◆ PROBLEM STATEMENT
Each record below should be output verbatim, without pictures.

◆ ITEMS
__________

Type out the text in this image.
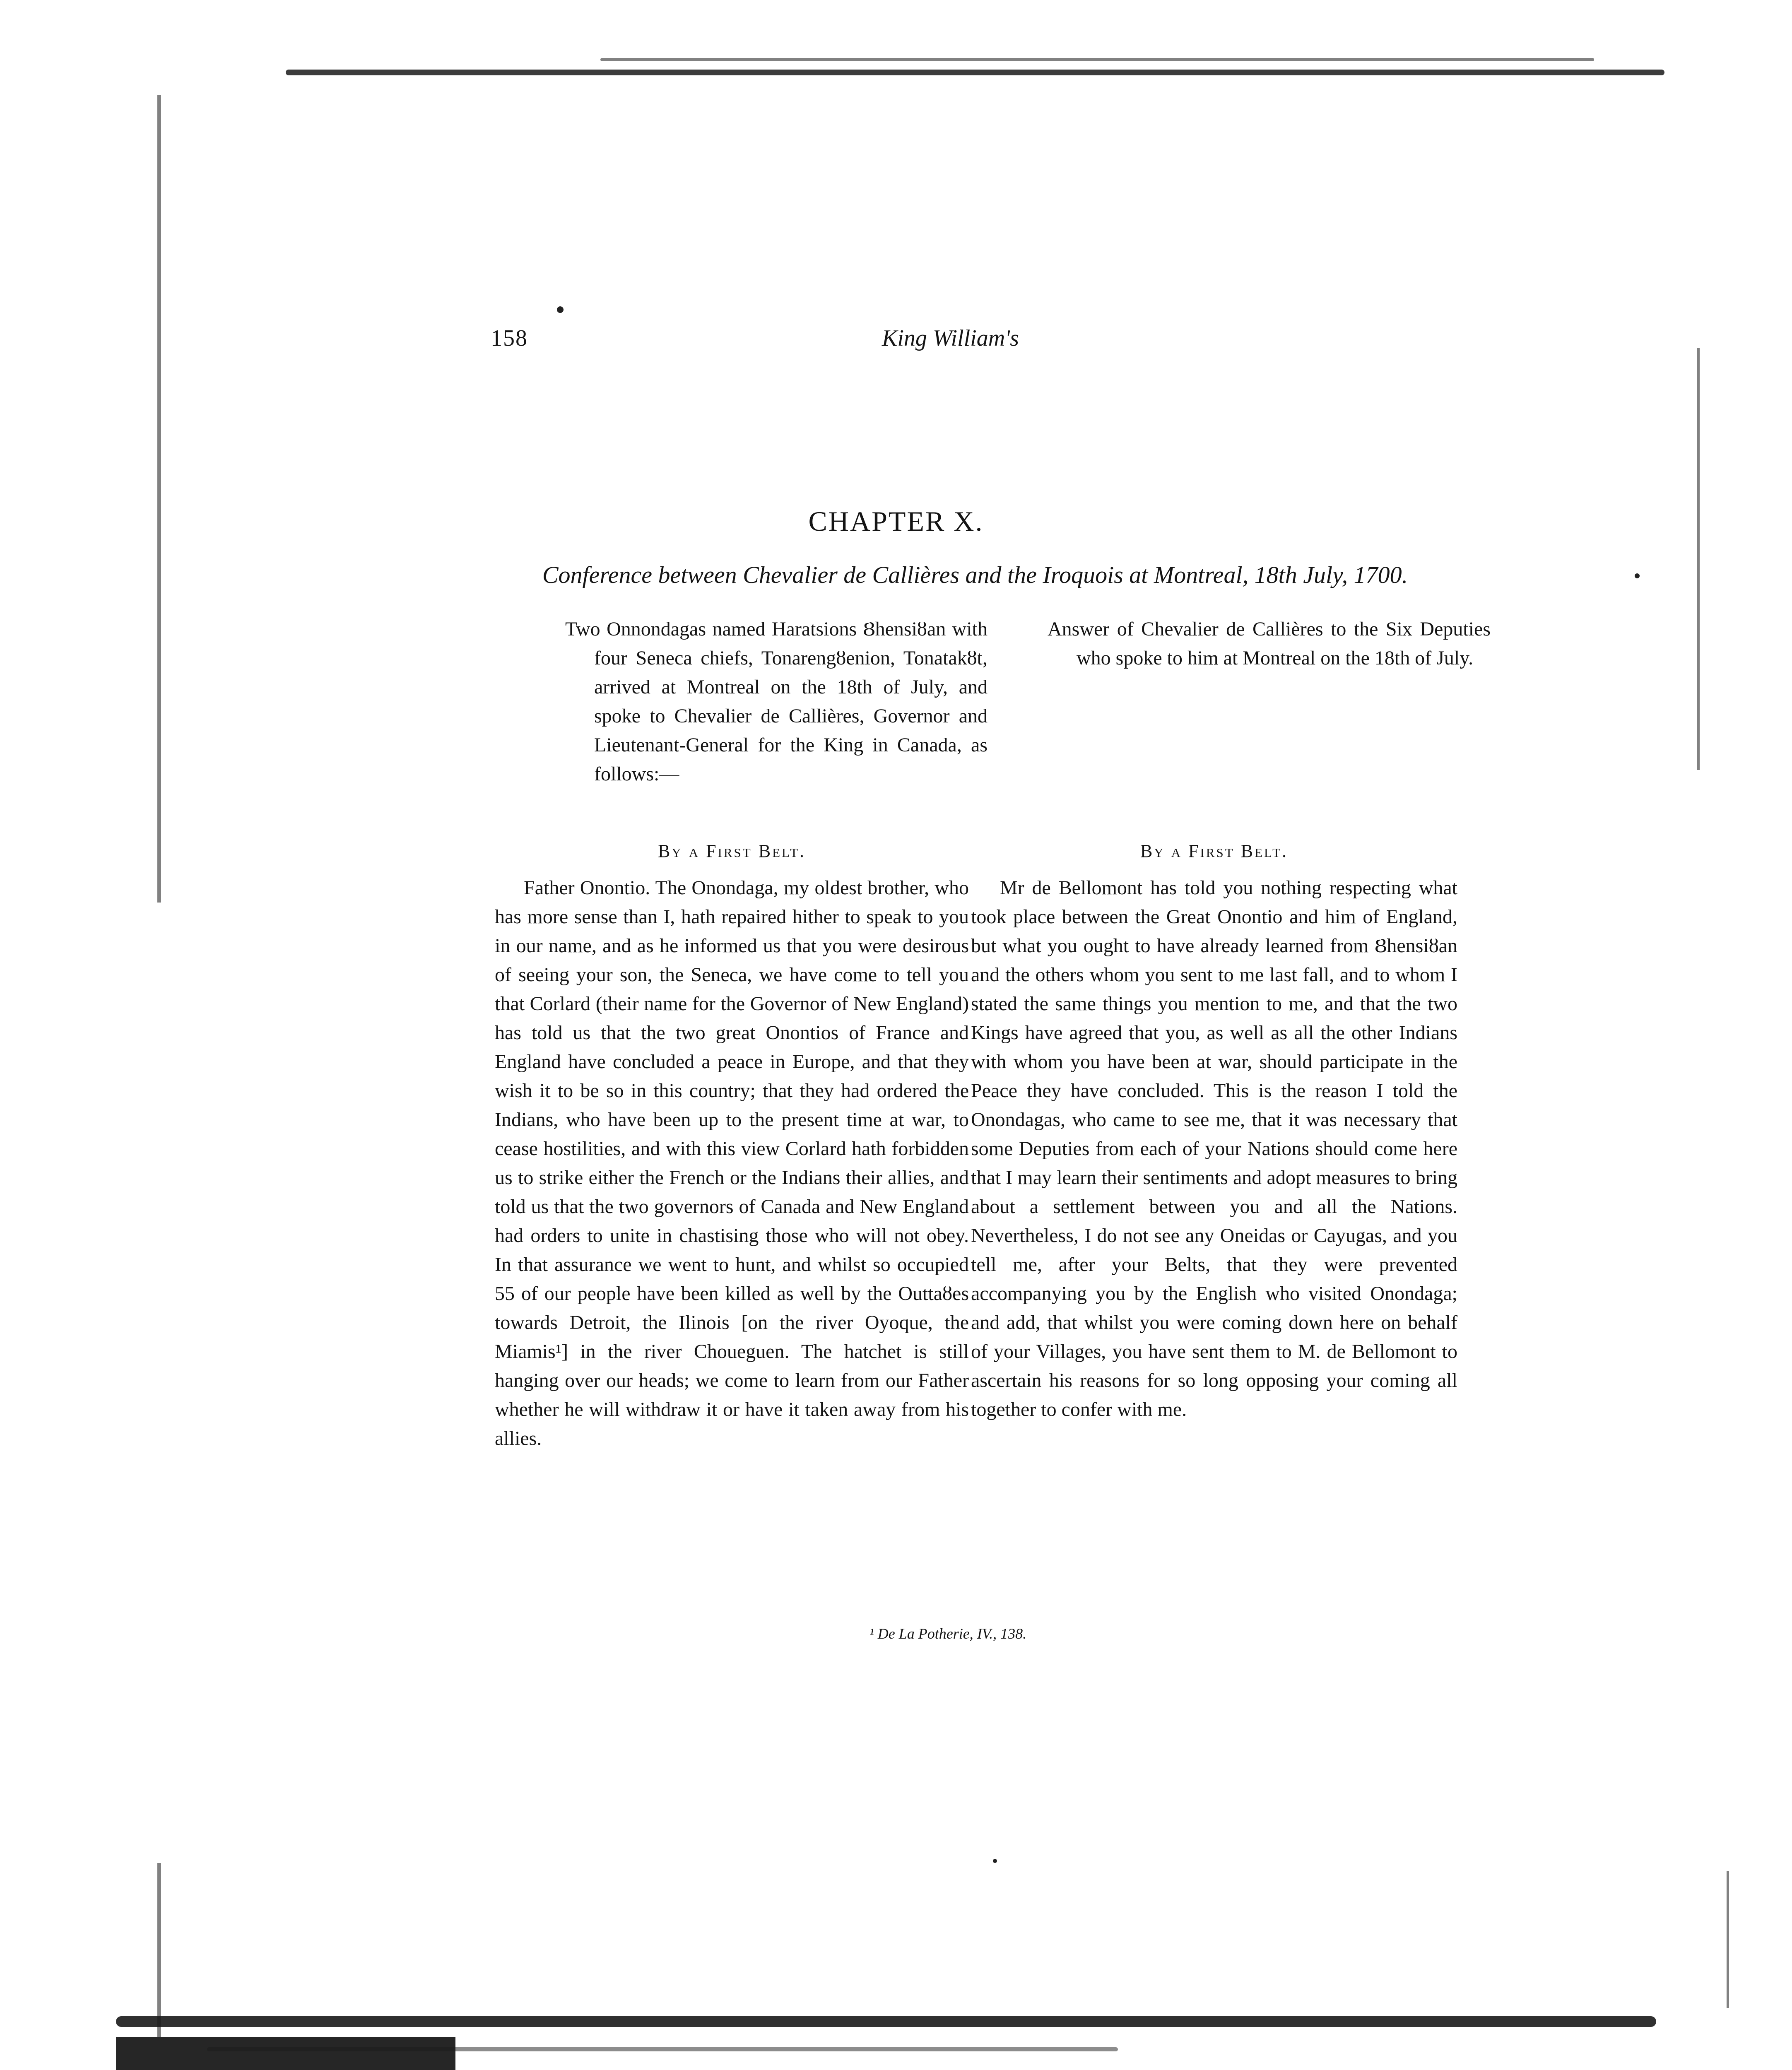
158	King William's
CHAPTER X.
Conference between Chevalier de Callières and the Iroquois at Montreal, 18th July, 1700.

Two Onnondagas named Haratsions Ȣhensiȣan with four Seneca chiefs, Tonarengȣenion, Tonatakȣt, arrived at Montreal on the 18th of July, and spoke to Chevalier de Callières, Governor and Lieutenant-General for the King in Canada, as follows:—

By a First Belt.

Father Onontio. The Onondaga, my oldest brother, who has more sense than I, hath repaired hither to speak to you in our name, and as he informed us that you were desirous of seeing your son, the Seneca, we have come to tell you that Corlard (their name for the Governor of New England) has told us that the two great Onontios of France and England have concluded a peace in Europe, and that they wish it to be so in this country; that they had ordered the Indians, who have been up to the present time at war, to cease hostilities, and with this view Corlard hath forbidden us to strike either the French or the Indians their allies, and told us that the two governors of Canada and New England had orders to unite in chastising those who will not obey. In that assurance we went to hunt, and whilst so occupied 55 of our people have been killed as well by the Outtaȣes towards Detroit, the Ilinois [on the river Oyoque, the Miamis¹] in the river Choueguen. The hatchet is still hanging over our heads; we come to learn from our Father whether he will withdraw it or have it taken away from his allies.

Answer of Chevalier de Callières to the Six Deputies who spoke to him at Montreal on the 18th of July.

By a First Belt.

Mr de Bellomont has told you nothing respecting what took place between the Great Onontio and him of England, but what you ought to have already learned from Ȣhensiȣan and the others whom you sent to me last fall, and to whom I stated the same things you mention to me, and that the two Kings have agreed that you, as well as all the other Indians with whom you have been at war, should participate in the Peace they have concluded. This is the reason I told the Onondagas, who came to see me, that it was necessary that some Deputies from each of your Nations should come here that I may learn their sentiments and adopt measures to bring about a settlement between you and all the Nations. Nevertheless, I do not see any Oneidas or Cayugas, and you tell me, after your Belts, that they were prevented accompanying you by the English who visited Onondaga; and add, that whilst you were coming down here on behalf of your Villages, you have sent them to M. de Bellomont to ascertain his reasons for so long opposing your coming all together to confer with me.

¹ De La Potherie, IV., 138.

__________

◆ ANSWER FOR THIS EXERCISE
Type out the text in this image.
158	King William's
CHAPTER X.
Conference between Chevalier de Callières and the Iroquois at Montreal, 18th July, 1700.

Two Onnondagas named Haratsions Ȣhensiȣan with four Seneca chiefs, Tonarengȣenion, Tonatakȣt, arrived at Montreal on the 18th of July, and spoke to Chevalier de Callières, Governor and Lieutenant-General for the King in Canada, as follows:—

By a First Belt.

Father Onontio. The Onondaga, my oldest brother, who has more sense than I, hath repaired hither to speak to you in our name, and as he informed us that you were desirous of seeing your son, the Seneca, we have come to tell you that Corlard (their name for the Governor of New England) has told us that the two great Onontios of France and England have concluded a peace in Europe, and that they wish it to be so in this country; that they had ordered the Indians, who have been up to the present time at war, to cease hostilities, and with this view Corlard hath forbidden us to strike either the French or the Indians their allies, and told us that the two governors of Canada and New England had orders to unite in chastising those who will not obey. In that assurance we went to hunt, and whilst so occupied 55 of our people have been killed as well by the Outtaȣes towards Detroit, the Ilinois [on the river Oyoque, the Miamis¹] in the river Choueguen. The hatchet is still hanging over our heads; we come to learn from our Father whether he will withdraw it or have it taken away from his allies.

Answer of Chevalier de Callières to the Six Deputies who spoke to him at Montreal on the 18th of July.

By a First Belt.

Mr de Bellomont has told you nothing respecting what took place between the Great Onontio and him of England, but what you ought to have already learned from Ȣhensiȣan and the others whom you sent to me last fall, and to whom I stated the same things you mention to me, and that the two Kings have agreed that you, as well as all the other Indians with whom you have been at war, should participate in the Peace they have concluded. This is the reason I told the Onondagas, who came to see me, that it was necessary that some Deputies from each of your Nations should come here that I may learn their sentiments and adopt measures to bring about a settlement between you and all the Nations. Nevertheless, I do not see any Oneidas or Cayugas, and you tell me, after your Belts, that they were prevented accompanying you by the English who visited Onondaga; and add, that whilst you were coming down here on behalf of your Villages, you have sent them to M. de Bellomont to ascertain his reasons for so long opposing your coming all together to confer with me.

¹ De La Potherie, IV., 138.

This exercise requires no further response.